SELECTED PASSAGE:
■ ■ ■ ■ ■

2 months ago, when i know that I was offered a place in Teacher Training Institute located at Kuala Lipis, Pahang. I wondered where the hell is this place. GOSH !! I only know that it is the birthplace of Siti Nurhaliza. But I nvr think much bout that, I'm totally excited and looking forward of this place, the whole new journey of my next phase of life. 13 July, I arrived here, Kuala Lipis,, my 2nd home 4 the next 5 1/2 years. The images appeared right in front of me is totally different from my "imagination". HAHA!!! I did cry on the 1st night here, but thats the 1 & only 1 till 2day. HEHE ^^ I'm the only 1 from Malacca, sad... there are only 7 chinese including me...
Chia Fen - SP
Win Nie - Kelantan
Eet Fang - Kelantan
Jacylin - Penang
Mary - PJ
James - Sarawak
N me ~~ HEHE ^^ Hope that our friendships will last 4ver!!!

■ ■ ■ ■ ■

EXERCISE: Write out the part of the passage about the teacher training institute in Kuala Lipis, starting with "2 months ago, when" and going on through "will last 4ver!!!".

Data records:
■ ■ ■ ■ ■

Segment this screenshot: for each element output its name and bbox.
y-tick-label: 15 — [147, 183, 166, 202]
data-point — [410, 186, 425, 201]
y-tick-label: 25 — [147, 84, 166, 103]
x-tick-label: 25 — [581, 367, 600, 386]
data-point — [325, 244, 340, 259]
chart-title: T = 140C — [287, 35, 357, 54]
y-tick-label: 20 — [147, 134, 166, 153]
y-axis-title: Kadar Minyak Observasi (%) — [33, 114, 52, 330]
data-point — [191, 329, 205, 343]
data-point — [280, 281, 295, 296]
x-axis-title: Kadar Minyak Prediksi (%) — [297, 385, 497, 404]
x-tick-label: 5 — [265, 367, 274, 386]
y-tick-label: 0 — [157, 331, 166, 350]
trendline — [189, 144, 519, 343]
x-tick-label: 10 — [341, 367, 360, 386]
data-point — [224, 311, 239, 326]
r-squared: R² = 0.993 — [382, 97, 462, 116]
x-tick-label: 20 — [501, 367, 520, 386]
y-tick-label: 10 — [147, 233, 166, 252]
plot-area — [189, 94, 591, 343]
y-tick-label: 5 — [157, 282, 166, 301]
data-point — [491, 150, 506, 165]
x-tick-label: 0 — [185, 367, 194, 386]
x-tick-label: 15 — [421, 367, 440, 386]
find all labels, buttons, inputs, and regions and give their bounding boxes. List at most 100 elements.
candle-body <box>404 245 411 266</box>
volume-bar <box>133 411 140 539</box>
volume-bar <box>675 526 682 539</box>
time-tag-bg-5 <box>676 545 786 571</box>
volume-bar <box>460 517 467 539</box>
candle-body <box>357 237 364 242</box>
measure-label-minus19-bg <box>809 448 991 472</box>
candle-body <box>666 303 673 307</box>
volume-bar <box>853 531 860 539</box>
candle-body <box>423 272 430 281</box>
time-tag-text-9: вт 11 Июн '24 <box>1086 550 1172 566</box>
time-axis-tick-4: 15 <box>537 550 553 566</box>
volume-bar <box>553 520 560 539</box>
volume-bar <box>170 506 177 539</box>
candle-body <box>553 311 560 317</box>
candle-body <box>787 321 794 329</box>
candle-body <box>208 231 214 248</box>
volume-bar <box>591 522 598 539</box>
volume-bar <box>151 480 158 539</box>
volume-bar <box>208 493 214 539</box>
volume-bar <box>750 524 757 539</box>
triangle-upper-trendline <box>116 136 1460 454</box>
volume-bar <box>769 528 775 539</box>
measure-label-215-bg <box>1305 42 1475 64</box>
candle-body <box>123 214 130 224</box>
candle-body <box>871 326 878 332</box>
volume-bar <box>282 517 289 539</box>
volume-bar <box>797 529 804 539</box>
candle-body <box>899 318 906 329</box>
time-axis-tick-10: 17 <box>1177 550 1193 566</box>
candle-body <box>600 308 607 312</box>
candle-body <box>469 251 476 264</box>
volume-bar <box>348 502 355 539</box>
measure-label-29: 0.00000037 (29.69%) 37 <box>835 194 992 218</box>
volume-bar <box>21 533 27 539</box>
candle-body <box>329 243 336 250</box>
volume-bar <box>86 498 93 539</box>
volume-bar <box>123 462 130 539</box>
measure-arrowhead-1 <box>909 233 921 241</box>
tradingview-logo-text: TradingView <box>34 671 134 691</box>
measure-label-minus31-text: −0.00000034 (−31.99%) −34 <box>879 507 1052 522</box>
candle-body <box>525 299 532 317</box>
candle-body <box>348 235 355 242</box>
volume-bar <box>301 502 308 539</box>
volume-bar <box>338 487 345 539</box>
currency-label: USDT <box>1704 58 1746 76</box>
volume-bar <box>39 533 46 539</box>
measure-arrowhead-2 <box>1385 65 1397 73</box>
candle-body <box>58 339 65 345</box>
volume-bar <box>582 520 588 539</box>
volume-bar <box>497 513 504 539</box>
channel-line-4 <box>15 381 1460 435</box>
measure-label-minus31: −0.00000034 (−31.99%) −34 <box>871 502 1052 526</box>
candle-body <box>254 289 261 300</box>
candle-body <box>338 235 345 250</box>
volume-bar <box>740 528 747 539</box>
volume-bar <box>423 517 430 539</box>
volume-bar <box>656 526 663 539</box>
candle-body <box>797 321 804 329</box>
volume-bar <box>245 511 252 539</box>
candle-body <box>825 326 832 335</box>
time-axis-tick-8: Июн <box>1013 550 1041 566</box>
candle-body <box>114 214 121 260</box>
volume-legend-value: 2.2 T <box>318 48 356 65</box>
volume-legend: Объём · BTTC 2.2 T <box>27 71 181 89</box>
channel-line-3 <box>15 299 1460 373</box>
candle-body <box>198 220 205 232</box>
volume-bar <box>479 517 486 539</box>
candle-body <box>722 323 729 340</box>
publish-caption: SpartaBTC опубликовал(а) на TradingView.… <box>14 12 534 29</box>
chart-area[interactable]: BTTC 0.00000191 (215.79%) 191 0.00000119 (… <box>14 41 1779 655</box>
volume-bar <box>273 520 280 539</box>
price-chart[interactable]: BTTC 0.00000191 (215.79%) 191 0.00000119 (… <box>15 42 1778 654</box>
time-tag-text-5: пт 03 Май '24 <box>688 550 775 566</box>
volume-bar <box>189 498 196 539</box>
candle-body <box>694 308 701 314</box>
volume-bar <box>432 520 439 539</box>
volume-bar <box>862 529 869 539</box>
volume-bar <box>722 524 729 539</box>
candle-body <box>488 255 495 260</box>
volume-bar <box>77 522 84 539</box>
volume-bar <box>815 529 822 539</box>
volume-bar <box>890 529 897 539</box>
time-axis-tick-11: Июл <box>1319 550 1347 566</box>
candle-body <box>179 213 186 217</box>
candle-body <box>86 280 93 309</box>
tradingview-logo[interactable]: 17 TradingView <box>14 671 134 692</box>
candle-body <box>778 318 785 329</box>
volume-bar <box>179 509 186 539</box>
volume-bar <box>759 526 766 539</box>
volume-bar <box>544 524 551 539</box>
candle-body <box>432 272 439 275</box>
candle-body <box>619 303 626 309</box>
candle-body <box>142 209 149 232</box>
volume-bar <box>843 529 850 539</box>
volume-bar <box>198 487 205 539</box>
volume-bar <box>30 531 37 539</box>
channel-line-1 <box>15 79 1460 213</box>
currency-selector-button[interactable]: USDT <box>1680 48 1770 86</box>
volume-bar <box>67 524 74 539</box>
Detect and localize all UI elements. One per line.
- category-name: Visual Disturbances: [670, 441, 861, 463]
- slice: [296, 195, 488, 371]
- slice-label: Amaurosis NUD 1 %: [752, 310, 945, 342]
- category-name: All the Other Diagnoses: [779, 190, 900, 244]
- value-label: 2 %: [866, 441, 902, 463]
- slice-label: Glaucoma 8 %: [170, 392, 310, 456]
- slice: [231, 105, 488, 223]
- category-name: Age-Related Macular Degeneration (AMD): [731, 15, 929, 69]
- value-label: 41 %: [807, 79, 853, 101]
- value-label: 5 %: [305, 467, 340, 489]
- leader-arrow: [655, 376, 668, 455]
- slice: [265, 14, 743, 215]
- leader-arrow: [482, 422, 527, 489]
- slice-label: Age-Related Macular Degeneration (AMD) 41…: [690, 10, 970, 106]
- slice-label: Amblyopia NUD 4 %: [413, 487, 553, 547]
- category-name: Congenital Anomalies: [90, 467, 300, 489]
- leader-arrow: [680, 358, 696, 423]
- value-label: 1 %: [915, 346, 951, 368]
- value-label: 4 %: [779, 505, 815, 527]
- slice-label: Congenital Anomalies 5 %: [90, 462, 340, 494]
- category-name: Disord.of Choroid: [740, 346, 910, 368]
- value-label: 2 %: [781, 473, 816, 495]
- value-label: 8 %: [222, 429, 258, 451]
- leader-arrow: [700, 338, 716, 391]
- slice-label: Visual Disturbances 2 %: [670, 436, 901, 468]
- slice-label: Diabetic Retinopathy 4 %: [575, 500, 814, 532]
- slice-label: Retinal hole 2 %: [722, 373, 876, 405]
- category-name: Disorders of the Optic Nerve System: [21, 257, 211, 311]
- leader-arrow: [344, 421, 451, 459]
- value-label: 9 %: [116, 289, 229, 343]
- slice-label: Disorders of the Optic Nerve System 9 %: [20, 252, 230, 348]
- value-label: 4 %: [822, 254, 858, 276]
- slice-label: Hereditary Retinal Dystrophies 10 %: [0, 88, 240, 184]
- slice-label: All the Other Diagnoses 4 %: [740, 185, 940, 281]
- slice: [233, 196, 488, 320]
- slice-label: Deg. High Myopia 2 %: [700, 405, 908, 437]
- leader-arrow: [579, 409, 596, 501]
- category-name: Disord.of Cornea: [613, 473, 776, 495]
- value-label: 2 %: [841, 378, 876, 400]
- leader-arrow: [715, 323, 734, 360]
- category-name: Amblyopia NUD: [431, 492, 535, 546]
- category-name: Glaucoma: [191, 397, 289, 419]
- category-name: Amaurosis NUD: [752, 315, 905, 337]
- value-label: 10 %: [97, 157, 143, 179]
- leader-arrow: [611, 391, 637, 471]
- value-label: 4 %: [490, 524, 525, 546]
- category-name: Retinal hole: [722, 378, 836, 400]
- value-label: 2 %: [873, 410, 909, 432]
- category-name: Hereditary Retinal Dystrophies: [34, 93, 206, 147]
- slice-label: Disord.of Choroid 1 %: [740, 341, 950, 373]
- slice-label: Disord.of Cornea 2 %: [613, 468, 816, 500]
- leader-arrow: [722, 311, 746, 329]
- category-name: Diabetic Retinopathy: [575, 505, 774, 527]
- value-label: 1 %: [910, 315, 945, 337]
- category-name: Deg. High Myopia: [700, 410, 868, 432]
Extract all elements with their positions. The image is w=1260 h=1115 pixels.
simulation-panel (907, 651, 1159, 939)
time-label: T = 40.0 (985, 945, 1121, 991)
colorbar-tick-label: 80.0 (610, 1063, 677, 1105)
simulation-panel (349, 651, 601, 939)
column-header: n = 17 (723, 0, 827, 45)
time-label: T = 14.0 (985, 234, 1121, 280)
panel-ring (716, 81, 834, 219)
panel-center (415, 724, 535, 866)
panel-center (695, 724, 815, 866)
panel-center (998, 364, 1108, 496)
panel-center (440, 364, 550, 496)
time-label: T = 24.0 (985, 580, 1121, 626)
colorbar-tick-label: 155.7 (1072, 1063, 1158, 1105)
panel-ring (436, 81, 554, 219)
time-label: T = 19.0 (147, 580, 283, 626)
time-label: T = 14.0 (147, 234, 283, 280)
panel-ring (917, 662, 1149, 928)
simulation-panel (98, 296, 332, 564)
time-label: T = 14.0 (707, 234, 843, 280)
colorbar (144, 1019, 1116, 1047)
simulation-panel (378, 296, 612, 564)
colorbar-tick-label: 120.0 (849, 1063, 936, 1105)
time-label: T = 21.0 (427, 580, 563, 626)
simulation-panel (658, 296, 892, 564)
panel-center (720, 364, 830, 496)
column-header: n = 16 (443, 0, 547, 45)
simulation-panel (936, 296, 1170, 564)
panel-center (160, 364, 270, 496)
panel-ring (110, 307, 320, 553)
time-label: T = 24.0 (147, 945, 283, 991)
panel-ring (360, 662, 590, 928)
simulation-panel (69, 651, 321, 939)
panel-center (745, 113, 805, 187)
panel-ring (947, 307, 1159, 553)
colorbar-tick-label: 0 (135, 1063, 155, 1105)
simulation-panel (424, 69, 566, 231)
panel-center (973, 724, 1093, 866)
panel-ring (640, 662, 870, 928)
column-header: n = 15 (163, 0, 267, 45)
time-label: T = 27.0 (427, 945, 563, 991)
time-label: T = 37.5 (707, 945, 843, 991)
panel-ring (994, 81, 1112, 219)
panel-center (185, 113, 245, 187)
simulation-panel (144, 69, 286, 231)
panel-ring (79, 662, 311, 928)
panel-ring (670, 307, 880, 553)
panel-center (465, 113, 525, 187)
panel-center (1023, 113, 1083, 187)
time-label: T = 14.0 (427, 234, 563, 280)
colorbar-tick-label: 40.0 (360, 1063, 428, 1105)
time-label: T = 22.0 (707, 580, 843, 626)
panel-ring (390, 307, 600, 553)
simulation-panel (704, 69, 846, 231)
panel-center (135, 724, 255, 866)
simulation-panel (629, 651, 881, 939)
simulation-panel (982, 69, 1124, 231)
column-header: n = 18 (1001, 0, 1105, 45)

■ ■ ■ ■ ■

TASK OUTPUT:
2 months ago, when i know that I was offered a place in Teacher Training Institute located at Kuala Lipis, Pahang. I wondered where the hell is this place. GOSH !! I only know that it is the birthplace of Siti Nurhaliza. But I nvr think much bout that, I'm totally excited and looking forward of this place, the whole new journey of my next phase of life. 13 July, I arrived here, Kuala Lipis,, my 2nd home 4 the next 5 1/2 years. The images appeared right in front of me is totally different from my "imagination". HAHA!!! I did cry on the 1st night here, but thats the 1 & only 1 till 2day. HEHE ^^ I'm the only 1 from Malacca, sad... there are only 7 chinese including me...
Chia Fen - SP
Win Nie - Kelantan
Eet Fang - Kelantan
Jacylin - Penang
Mary - PJ
James - Sarawak
N me ~~ HEHE ^^ Hope that our friendships will last 4ver!!!